[Excerpt from a dataset]
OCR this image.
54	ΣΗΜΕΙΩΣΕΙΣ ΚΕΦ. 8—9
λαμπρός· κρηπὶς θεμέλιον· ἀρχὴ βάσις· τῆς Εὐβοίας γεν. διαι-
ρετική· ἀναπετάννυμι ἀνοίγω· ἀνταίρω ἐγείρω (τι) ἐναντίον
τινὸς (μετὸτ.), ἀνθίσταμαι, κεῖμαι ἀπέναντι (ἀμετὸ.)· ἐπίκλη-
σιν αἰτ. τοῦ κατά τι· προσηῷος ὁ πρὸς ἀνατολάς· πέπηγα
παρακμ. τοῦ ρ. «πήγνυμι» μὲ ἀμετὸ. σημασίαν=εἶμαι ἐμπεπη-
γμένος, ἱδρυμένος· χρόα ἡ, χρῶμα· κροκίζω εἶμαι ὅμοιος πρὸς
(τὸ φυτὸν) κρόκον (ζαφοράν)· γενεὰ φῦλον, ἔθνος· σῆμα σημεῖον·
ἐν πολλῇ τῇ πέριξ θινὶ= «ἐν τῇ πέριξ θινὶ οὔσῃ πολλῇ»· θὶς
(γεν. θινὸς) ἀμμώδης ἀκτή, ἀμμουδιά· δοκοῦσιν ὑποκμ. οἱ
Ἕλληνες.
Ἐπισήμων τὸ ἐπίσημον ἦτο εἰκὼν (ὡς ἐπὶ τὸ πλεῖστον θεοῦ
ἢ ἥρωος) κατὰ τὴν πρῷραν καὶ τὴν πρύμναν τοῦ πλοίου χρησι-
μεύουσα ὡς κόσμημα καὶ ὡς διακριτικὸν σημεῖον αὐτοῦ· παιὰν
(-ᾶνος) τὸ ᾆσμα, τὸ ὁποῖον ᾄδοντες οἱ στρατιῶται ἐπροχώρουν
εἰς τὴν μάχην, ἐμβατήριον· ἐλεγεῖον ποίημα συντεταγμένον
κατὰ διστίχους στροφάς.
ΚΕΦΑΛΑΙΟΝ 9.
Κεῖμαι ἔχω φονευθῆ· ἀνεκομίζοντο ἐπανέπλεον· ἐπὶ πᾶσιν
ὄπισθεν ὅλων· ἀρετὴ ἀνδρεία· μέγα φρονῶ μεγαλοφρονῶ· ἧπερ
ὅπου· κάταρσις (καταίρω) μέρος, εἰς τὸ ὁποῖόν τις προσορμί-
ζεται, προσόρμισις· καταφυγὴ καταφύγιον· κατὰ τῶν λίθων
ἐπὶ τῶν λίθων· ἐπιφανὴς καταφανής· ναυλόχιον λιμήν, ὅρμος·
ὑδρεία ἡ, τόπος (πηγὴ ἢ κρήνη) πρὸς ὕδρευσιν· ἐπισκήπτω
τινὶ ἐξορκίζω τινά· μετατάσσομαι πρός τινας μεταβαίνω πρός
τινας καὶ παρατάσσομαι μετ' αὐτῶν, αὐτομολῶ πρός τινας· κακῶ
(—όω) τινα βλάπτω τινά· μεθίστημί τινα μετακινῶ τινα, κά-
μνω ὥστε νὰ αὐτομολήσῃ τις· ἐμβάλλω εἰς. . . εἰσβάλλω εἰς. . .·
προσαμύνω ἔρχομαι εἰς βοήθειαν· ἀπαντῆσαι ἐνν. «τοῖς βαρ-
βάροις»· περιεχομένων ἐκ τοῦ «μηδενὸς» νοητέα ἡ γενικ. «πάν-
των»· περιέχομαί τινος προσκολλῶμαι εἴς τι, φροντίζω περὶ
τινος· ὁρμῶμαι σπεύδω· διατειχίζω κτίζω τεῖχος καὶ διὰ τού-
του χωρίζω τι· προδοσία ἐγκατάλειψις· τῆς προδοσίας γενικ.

* [Task to carry out]
Print every line of the records exactly. Omit nothing.

* [Task response]
OCR this image.
54	ΣΗΜΕΙΩΣΕΙΣ ΚΕΦ. 8—9
λαμπρός· κρηπὶς θεμέλιον· ἀρχὴ βάσις· τῆς Εὐβοίας γεν. διαι-
ρετική· ἀναπετάννυμι ἀνοίγω· ἀνταίρω ἐγείρω (τι) ἐναντίον
τινὸς (μετὸτ.), ἀνθίσταμαι, κεῖμαι ἀπέναντι (ἀμετὸ.)· ἐπίκλη-
σιν αἰτ. τοῦ κατά τι· προσηῷος ὁ πρὸς ἀνατολάς· πέπηγα
παρακμ. τοῦ ρ. «πήγνυμι» μὲ ἀμετὸ. σημασίαν=εἶμαι ἐμπεπη-
γμένος, ἱδρυμένος· χρόα ἡ, χρῶμα· κροκίζω εἶμαι ὅμοιος πρὸς
(τὸ φυτὸν) κρόκον (ζαφοράν)· γενεὰ φῦλον, ἔθνος· σῆμα σημεῖον·
ἐν πολλῇ τῇ πέριξ θινὶ= «ἐν τῇ πέριξ θινὶ οὔσῃ πολλῇ»· θὶς
(γεν. θινὸς) ἀμμώδης ἀκτή, ἀμμουδιά· δοκοῦσιν ὑποκμ. οἱ
Ἕλληνες.
Ἐπισήμων τὸ ἐπίσημον ἦτο εἰκὼν (ὡς ἐπὶ τὸ πλεῖστον θεοῦ
ἢ ἥρωος) κατὰ τὴν πρῷραν καὶ τὴν πρύμναν τοῦ πλοίου χρησι-
μεύουσα ὡς κόσμημα καὶ ὡς διακριτικὸν σημεῖον αὐτοῦ· παιὰν
(-ᾶνος) τὸ ᾆσμα, τὸ ὁποῖον ᾄδοντες οἱ στρατιῶται ἐπροχώρουν
εἰς τὴν μάχην, ἐμβατήριον· ἐλεγεῖον ποίημα συντεταγμένον
κατὰ διστίχους στροφάς.
ΚΕΦΑΛΑΙΟΝ 9.
Κεῖμαι ἔχω φονευθῆ· ἀνεκομίζοντο ἐπανέπλεον· ἐπὶ πᾶσιν
ὄπισθεν ὅλων· ἀρετὴ ἀνδρεία· μέγα φρονῶ μεγαλοφρονῶ· ἧπερ
ὅπου· κάταρσις (καταίρω) μέρος, εἰς τὸ ὁποῖόν τις προσορμί-
ζεται, προσόρμισις· καταφυγὴ καταφύγιον· κατὰ τῶν λίθων
ἐπὶ τῶν λίθων· ἐπιφανὴς καταφανής· ναυλόχιον λιμήν, ὅρμος·
ὑδρεία ἡ, τόπος (πηγὴ ἢ κρήνη) πρὸς ὕδρευσιν· ἐπισκήπτω
τινὶ ἐξορκίζω τινά· μετατάσσομαι πρός τινας μεταβαίνω πρός
τινας καὶ παρατάσσομαι μετ' αὐτῶν, αὐτομολῶ πρός τινας· κακῶ
(—όω) τινα βλάπτω τινά· μεθίστημί τινα μετακινῶ τινα, κά-
μνω ὥστε νὰ αὐτομολήσῃ τις· ἐμβάλλω εἰς. . . εἰσβάλλω εἰς. . .·
προσαμύνω ἔρχομαι εἰς βοήθειαν· ἀπαντῆσαι ἐνν. «τοῖς βαρ-
βάροις»· περιεχομένων ἐκ τοῦ «μηδενὸς» νοητέα ἡ γενικ. «πάν-
των»· περιέχομαί τινος προσκολλῶμαι εἴς τι, φροντίζω περὶ
τινος· ὁρμῶμαι σπεύδω· διατειχίζω κτίζω τεῖχος καὶ διὰ τού-
του χωρίζω τι· προδοσία ἐγκατάλειψις· τῆς προδοσίας γενικ.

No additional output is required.